> _Requirement_
Work out how many lines hold the string "Historia". The answer is a single number, nothing more.

Dataset items

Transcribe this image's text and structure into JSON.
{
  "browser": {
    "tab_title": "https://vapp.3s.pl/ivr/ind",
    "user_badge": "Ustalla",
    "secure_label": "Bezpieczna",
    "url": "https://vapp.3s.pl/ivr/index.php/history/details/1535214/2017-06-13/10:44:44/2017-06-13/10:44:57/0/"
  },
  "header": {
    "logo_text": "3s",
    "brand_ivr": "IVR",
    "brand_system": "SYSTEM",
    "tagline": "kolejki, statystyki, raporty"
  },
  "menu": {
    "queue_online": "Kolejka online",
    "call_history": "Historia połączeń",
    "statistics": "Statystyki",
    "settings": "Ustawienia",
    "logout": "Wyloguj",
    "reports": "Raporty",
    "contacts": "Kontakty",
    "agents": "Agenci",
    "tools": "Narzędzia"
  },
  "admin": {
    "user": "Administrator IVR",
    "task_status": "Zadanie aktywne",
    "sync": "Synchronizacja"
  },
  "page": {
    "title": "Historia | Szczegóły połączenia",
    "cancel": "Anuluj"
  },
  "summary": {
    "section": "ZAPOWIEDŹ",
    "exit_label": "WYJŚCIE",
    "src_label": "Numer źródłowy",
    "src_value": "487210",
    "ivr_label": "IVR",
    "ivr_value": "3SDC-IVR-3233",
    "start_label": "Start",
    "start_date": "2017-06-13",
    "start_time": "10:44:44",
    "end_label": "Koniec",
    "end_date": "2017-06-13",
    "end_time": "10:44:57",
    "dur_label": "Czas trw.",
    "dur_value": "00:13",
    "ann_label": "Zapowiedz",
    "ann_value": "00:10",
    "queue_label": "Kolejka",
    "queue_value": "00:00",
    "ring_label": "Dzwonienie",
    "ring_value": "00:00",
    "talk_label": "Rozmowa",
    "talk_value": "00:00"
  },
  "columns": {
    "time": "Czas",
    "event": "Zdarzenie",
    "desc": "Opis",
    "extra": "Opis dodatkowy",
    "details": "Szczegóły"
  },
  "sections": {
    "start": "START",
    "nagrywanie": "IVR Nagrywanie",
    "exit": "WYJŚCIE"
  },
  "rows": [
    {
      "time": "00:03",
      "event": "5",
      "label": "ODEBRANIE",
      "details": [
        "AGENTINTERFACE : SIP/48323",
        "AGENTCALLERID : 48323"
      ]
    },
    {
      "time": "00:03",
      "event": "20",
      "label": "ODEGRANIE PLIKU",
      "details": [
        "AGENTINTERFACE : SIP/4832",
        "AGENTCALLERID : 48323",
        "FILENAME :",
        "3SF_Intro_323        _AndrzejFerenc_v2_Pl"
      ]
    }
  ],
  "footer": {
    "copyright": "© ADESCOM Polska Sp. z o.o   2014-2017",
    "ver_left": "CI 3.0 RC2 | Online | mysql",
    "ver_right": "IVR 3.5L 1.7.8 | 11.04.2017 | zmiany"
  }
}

> _Full response_
2